PROBLEM DETAILS |
In the listing below, find every line containing "that" and copy it out.

ITEMS |

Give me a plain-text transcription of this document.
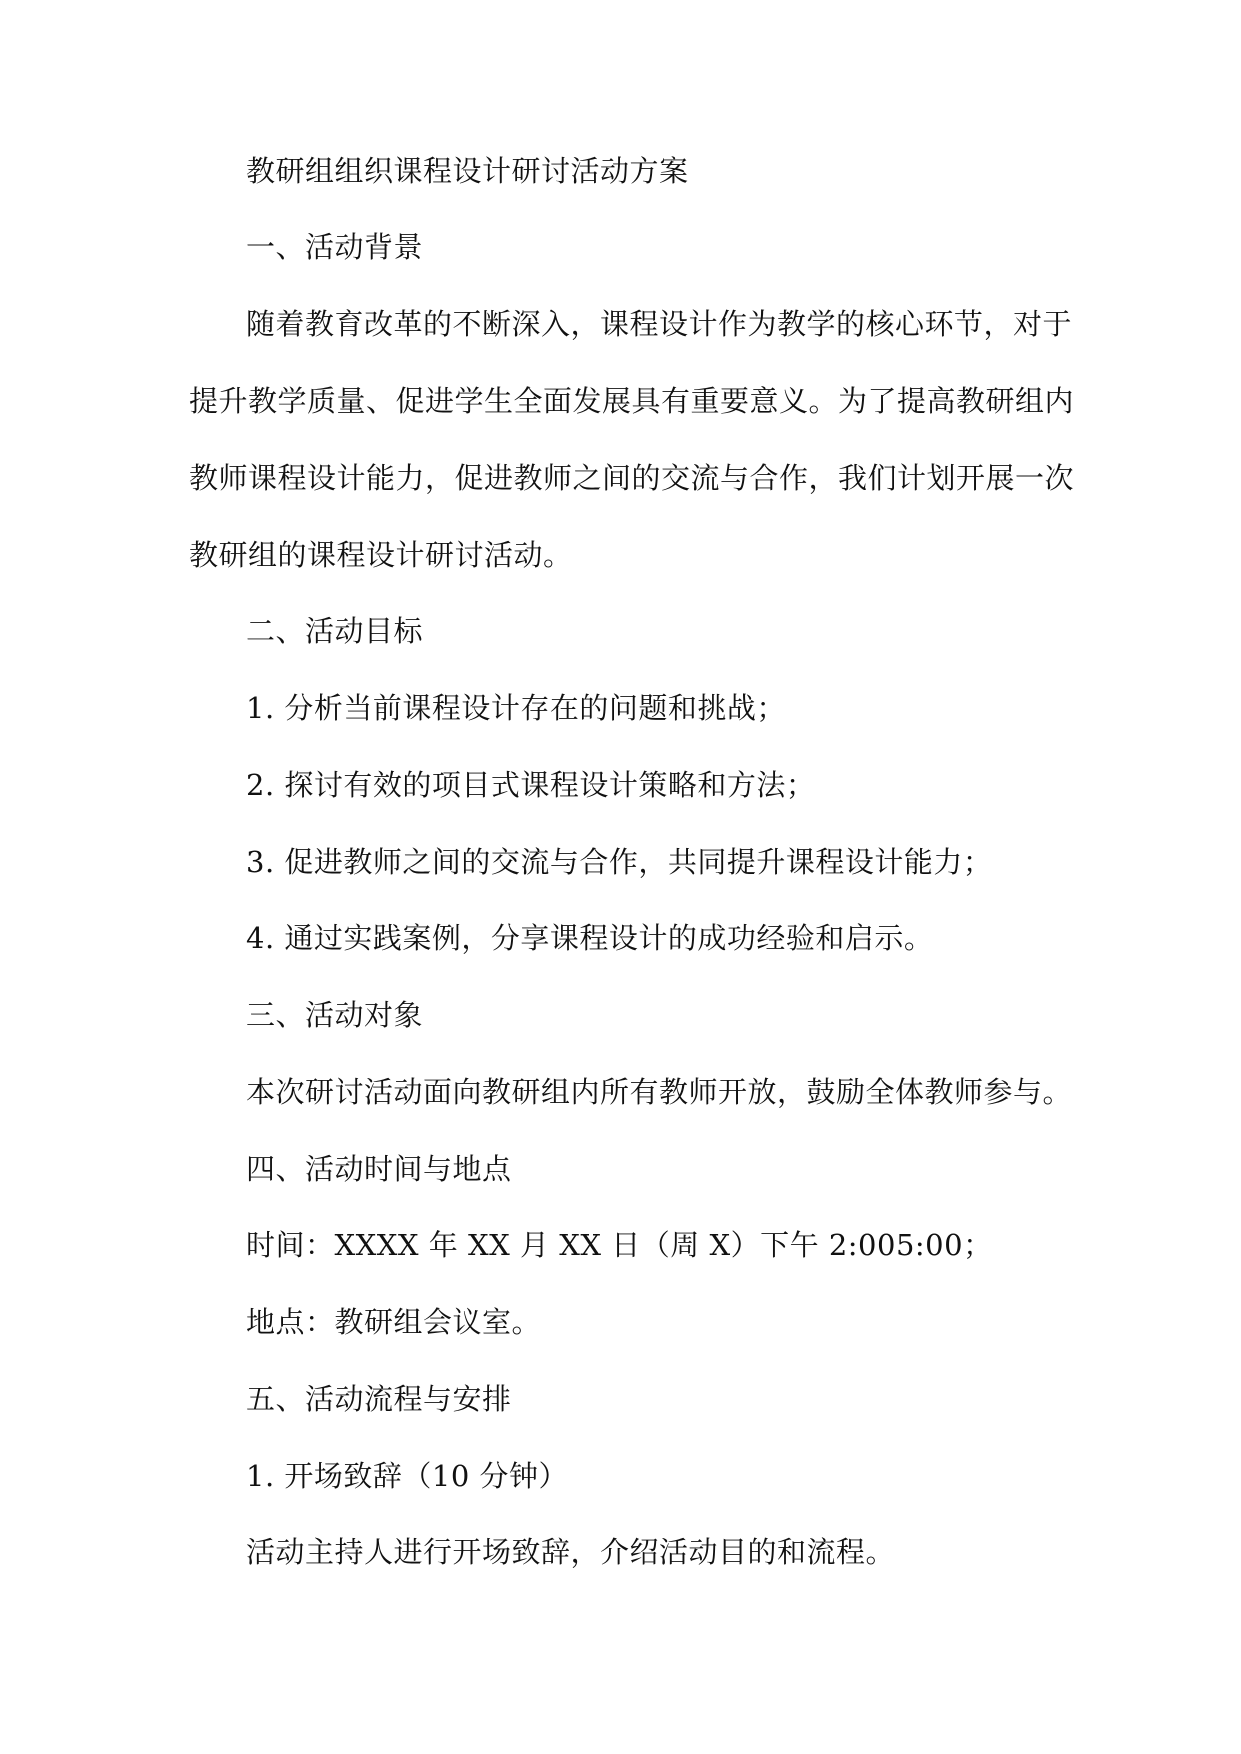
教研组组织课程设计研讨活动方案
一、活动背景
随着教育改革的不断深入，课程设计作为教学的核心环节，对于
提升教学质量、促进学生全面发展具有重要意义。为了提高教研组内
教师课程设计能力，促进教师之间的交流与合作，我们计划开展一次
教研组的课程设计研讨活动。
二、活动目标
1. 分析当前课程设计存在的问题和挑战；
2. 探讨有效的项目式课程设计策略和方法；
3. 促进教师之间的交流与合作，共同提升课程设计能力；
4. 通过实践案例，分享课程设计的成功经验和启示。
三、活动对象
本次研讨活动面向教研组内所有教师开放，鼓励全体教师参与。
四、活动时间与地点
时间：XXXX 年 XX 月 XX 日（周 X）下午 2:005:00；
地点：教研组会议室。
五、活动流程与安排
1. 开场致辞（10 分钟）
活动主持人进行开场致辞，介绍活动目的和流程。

--

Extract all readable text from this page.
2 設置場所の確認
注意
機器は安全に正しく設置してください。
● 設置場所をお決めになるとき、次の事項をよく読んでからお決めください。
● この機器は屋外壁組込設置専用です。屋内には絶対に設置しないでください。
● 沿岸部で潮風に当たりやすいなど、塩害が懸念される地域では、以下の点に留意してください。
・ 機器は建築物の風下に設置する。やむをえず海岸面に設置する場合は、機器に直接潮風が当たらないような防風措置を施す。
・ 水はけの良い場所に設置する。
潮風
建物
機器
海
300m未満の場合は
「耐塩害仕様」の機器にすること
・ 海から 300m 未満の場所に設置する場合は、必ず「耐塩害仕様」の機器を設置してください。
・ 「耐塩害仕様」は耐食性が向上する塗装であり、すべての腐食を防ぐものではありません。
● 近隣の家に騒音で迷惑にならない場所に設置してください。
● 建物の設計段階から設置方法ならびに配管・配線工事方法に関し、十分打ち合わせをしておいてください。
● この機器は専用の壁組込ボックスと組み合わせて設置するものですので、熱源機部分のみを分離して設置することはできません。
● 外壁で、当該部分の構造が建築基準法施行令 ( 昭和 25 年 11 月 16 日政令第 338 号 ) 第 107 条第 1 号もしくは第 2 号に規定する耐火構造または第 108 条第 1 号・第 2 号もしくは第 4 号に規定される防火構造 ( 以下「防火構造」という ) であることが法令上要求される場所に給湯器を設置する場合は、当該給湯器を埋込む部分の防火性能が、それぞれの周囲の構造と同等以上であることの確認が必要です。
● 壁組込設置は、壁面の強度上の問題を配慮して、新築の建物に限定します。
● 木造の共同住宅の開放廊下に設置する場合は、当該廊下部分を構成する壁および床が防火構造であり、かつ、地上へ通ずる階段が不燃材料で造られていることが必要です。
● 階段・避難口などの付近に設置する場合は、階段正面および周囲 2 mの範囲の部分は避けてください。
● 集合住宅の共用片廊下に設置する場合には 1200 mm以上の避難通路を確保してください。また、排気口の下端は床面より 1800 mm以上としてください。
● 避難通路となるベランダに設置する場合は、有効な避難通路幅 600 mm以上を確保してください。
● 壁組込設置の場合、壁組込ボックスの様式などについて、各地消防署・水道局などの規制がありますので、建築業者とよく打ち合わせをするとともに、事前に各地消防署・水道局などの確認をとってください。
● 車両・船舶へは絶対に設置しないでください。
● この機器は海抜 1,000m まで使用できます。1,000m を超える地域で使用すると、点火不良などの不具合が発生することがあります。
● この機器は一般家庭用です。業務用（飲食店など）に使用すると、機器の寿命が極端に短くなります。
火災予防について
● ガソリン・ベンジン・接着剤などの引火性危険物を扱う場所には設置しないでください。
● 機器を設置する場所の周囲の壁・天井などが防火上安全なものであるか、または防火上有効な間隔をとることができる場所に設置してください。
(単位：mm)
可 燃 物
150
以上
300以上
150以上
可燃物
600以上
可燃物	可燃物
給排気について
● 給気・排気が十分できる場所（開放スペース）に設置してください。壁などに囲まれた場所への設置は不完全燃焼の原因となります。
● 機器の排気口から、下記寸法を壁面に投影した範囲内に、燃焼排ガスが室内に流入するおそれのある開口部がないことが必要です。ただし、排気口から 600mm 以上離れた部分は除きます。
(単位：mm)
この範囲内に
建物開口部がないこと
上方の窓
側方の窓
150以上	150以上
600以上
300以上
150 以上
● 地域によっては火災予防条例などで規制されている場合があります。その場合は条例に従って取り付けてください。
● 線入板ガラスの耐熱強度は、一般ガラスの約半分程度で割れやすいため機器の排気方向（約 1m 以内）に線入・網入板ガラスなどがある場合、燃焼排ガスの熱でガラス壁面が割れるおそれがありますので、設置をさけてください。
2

--

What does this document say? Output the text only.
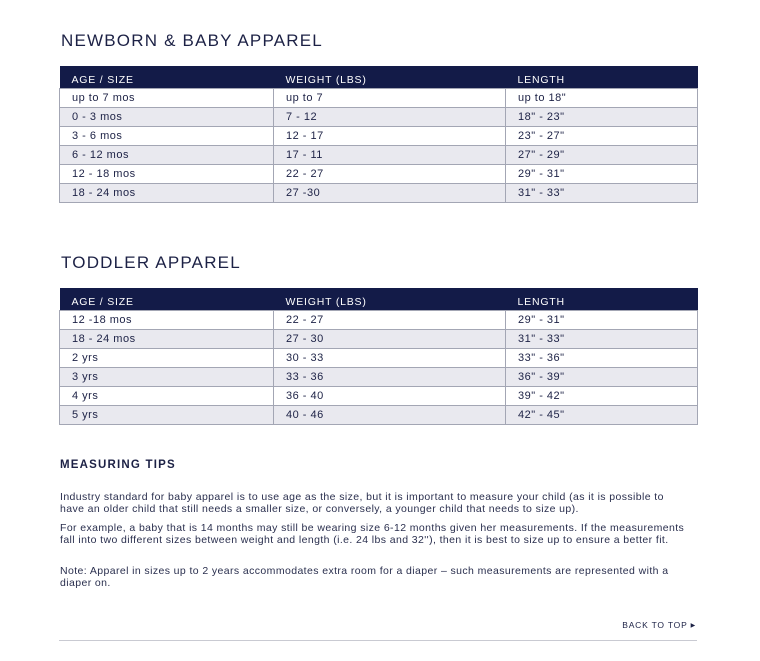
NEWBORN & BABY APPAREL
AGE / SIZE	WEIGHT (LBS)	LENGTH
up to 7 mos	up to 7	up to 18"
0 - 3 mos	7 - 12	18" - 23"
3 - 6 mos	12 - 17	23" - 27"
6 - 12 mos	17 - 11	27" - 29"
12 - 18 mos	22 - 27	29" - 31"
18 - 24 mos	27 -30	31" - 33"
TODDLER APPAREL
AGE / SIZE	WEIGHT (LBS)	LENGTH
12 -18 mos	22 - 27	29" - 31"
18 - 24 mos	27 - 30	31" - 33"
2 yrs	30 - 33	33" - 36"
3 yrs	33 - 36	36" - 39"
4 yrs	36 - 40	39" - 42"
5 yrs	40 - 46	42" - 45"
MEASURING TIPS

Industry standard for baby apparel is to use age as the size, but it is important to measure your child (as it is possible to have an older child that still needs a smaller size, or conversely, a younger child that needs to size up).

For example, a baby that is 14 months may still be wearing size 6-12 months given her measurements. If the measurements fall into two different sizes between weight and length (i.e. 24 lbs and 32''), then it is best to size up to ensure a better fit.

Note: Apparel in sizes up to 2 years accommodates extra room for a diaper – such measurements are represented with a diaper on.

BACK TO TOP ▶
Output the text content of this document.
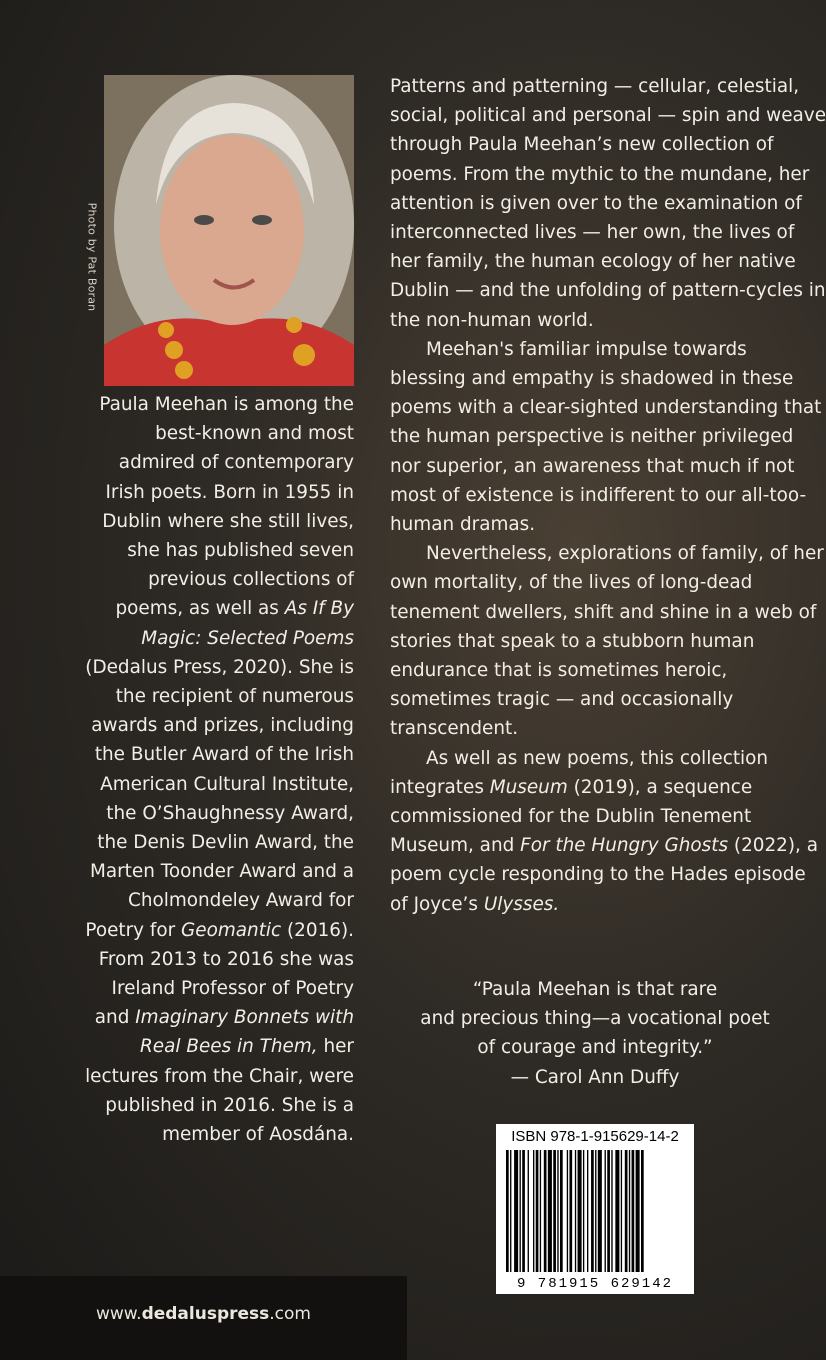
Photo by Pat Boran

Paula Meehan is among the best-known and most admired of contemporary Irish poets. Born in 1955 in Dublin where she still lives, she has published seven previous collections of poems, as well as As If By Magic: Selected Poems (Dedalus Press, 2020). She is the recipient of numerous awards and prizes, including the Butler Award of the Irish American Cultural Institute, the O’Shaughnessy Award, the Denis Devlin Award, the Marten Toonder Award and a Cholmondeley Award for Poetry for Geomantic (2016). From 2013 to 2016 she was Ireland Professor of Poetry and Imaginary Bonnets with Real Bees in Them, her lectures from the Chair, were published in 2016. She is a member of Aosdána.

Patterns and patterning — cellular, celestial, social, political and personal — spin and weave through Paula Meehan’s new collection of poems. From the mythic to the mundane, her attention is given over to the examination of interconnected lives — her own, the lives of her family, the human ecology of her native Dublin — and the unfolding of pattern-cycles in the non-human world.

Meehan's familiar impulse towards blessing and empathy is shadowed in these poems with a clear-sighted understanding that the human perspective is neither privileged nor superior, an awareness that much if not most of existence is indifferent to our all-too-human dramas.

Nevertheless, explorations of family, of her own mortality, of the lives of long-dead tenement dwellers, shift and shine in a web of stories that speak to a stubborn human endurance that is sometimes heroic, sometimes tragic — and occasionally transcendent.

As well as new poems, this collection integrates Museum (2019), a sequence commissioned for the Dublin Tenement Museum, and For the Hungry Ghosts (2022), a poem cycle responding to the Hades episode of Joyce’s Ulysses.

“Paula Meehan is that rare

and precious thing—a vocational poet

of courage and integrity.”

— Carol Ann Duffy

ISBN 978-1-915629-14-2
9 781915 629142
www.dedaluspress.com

EXERCISE OUTPUT |
Industry standard for baby apparel is to use age as the size, but it is important to measure your child (as it is possible to have an older child that still needs a smaller size, or conversely, a younger child that needs to size up).
For example, a baby that is 14 months may still be wearing size 6-12 months given her measurements. If the measurements fall into two different sizes between weight and length (i.e. 24 lbs and 32''), then it is best to size up to ensure a better fit.
Meehan's familiar impulse towards blessing and empathy is shadowed in these poems with a clear-sighted understanding that the human perspective is neither privileged nor superior, an awareness that much if not most of existence is indifferent to our all-too-human dramas.
Nevertheless, explorations of family, of her own mortality, of the lives of long-dead tenement dwellers, shift and shine in a web of stories that speak to a stubborn human endurance that is sometimes heroic, sometimes tragic — and occasionally transcendent.
“Paula Meehan is that rare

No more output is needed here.